**SHORT TASK:** List, from the lines below, each one with "Akbar" in it.

**EXTRACTED INFORMATION:**
-------------------------
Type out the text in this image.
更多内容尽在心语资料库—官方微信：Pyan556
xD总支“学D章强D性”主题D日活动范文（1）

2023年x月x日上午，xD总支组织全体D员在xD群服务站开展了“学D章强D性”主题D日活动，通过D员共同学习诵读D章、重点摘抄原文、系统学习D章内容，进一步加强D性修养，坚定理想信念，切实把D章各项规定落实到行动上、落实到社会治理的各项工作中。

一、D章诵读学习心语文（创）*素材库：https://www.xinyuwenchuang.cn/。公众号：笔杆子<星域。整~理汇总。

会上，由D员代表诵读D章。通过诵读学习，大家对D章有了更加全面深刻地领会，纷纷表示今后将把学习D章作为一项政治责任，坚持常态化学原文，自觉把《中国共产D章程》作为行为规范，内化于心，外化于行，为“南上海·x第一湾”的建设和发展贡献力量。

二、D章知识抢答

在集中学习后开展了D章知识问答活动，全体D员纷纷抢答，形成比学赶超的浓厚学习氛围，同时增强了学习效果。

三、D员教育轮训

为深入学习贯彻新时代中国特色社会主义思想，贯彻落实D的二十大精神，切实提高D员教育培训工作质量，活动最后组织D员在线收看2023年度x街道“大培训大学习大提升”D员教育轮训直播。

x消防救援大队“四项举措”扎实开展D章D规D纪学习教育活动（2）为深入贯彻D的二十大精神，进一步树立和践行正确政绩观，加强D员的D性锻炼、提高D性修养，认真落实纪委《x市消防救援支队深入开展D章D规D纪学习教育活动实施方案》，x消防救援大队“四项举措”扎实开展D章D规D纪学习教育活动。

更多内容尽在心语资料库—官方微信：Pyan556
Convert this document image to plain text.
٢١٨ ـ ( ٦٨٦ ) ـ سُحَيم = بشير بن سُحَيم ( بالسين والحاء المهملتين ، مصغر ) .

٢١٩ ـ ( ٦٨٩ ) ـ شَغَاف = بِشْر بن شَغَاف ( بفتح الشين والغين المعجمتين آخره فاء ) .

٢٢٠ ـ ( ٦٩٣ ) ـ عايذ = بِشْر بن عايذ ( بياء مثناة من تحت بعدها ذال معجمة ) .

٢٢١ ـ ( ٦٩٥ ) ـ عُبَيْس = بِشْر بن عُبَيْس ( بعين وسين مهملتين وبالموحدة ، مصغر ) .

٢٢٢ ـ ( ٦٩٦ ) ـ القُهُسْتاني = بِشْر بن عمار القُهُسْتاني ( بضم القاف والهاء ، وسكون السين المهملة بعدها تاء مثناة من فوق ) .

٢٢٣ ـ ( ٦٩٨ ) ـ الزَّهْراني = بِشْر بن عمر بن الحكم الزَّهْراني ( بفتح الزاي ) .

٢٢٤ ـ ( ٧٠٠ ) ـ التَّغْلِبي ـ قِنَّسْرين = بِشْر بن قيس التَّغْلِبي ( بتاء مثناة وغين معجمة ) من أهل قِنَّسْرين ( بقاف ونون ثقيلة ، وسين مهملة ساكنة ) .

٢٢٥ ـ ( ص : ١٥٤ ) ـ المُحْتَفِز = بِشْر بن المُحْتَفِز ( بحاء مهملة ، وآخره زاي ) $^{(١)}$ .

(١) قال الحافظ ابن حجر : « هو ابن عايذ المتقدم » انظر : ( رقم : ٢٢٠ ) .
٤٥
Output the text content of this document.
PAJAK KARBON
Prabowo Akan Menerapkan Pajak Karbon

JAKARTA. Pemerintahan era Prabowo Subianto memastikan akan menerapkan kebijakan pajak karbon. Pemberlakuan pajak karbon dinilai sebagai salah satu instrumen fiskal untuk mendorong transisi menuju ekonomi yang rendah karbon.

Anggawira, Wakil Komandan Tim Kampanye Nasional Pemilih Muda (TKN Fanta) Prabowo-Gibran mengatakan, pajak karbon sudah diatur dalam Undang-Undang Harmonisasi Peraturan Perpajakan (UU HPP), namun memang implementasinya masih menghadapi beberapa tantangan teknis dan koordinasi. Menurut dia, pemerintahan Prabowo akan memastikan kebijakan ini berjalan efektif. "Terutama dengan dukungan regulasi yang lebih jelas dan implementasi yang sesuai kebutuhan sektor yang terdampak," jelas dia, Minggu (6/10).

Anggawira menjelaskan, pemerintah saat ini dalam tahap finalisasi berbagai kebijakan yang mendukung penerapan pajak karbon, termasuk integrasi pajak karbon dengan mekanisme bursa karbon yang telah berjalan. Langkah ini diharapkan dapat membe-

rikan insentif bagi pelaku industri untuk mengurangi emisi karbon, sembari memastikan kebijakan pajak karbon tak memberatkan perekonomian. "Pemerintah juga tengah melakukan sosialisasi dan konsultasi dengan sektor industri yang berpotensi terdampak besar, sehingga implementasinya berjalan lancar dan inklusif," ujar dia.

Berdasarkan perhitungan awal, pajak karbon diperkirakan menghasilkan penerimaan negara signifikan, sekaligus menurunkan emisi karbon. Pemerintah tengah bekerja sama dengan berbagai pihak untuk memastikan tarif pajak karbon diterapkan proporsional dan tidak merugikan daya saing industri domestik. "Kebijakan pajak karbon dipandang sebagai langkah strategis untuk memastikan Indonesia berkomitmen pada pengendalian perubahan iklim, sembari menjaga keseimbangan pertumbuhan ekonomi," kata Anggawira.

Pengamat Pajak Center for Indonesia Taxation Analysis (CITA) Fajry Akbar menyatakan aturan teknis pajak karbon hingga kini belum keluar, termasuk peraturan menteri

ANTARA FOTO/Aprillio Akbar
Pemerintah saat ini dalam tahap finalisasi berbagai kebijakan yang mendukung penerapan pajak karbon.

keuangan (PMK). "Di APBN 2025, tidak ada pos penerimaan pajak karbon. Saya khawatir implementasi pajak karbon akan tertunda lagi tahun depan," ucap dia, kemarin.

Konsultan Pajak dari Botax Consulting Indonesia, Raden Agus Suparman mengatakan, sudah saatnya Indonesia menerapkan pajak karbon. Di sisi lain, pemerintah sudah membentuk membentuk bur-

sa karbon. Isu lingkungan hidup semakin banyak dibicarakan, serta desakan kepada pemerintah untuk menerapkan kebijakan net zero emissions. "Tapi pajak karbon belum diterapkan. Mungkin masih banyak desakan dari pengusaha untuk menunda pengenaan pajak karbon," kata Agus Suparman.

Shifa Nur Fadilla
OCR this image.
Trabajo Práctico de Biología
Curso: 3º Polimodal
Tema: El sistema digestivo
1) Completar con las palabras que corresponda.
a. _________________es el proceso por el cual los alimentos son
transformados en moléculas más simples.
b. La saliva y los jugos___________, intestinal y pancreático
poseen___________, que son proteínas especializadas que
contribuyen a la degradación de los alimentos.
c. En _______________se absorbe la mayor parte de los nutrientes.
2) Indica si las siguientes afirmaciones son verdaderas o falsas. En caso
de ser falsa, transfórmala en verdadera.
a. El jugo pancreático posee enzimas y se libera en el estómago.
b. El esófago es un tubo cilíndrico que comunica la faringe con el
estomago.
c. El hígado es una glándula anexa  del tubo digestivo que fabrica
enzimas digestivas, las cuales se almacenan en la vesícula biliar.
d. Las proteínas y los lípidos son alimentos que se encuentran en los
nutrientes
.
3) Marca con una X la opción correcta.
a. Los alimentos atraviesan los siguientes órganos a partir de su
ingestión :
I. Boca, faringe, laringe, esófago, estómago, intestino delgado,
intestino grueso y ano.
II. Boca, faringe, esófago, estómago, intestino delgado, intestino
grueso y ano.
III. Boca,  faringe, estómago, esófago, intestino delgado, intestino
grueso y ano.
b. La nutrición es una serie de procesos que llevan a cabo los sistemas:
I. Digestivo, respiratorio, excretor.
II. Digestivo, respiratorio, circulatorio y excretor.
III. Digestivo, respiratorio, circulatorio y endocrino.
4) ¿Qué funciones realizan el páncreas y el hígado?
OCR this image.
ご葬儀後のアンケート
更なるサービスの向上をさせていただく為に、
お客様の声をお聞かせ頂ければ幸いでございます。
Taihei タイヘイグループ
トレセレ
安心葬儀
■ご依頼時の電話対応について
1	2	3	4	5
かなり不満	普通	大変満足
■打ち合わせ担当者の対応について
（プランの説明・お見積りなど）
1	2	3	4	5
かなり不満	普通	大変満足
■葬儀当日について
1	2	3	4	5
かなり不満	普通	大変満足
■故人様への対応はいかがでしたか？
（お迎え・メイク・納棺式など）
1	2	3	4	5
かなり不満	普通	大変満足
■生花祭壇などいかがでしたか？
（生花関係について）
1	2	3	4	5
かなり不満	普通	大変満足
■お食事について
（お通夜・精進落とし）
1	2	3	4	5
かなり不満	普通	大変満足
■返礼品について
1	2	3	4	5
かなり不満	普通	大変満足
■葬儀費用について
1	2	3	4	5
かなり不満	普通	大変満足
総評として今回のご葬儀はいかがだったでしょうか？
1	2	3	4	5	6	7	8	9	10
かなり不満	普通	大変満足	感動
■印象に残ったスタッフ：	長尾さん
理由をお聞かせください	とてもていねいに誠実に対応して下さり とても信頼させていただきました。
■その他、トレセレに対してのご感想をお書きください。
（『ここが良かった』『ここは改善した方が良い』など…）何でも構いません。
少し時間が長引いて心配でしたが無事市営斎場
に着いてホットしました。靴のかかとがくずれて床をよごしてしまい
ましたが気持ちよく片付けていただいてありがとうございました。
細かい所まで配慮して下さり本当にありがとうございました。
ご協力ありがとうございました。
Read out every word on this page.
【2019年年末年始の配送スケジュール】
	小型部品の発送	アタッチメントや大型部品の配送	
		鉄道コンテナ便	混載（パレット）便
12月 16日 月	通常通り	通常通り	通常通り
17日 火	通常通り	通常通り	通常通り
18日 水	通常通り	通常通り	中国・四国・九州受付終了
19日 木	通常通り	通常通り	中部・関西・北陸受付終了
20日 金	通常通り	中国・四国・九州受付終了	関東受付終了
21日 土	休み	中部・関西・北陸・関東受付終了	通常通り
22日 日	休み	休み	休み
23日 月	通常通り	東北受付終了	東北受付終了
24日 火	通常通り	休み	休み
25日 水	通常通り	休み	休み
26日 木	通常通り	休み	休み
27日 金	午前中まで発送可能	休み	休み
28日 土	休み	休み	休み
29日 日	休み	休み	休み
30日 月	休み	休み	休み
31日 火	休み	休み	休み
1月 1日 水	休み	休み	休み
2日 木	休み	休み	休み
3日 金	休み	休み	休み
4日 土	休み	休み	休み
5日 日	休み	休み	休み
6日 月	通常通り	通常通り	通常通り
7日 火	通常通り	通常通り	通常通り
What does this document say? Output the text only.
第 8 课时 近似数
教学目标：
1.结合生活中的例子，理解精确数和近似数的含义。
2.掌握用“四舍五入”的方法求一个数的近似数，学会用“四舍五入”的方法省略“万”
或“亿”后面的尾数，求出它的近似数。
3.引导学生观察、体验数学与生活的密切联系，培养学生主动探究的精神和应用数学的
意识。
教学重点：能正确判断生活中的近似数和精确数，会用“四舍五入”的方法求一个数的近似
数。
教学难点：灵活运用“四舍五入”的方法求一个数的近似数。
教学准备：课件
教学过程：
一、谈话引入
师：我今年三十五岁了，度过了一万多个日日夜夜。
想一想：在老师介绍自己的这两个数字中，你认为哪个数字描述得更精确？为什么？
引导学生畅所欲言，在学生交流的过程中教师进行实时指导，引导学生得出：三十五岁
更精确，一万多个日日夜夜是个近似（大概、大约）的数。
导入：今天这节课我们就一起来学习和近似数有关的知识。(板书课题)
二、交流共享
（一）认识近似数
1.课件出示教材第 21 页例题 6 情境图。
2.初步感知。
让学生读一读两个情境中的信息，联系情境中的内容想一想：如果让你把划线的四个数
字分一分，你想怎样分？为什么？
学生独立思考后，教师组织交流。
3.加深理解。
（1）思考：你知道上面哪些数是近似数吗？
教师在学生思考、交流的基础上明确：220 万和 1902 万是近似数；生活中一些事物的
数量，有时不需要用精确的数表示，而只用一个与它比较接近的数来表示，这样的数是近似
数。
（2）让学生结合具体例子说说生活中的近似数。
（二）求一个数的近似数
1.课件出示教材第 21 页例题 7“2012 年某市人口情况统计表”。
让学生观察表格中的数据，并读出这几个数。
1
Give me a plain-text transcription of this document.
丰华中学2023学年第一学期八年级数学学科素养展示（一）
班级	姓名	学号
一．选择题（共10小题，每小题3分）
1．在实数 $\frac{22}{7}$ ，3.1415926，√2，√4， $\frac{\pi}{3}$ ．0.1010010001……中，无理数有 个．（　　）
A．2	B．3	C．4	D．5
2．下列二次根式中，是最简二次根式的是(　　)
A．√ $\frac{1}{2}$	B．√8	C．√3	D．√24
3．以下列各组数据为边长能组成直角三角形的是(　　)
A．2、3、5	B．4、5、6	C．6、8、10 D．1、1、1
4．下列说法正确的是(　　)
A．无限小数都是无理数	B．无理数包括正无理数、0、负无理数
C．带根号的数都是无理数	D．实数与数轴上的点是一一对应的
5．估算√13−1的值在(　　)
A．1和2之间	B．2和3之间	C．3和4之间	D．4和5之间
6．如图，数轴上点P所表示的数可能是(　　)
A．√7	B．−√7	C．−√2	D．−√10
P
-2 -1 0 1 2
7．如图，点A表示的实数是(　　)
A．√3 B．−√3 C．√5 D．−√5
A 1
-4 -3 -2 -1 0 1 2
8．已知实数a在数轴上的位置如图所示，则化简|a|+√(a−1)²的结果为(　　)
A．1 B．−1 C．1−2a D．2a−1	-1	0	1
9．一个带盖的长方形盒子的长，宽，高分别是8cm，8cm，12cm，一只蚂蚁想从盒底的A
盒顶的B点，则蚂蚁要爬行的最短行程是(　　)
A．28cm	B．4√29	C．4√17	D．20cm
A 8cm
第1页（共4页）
-------------------------
**EXERCISE ANSWER:**
Pengamat Pajak Center for Indonesia Taxation Analysis (CITA) Fajry Akbar menyatakan aturan teknis pajak karbon hingga kini belum keluar, termasuk peraturan menteri
ANTARA FOTO/Aprillio Akbar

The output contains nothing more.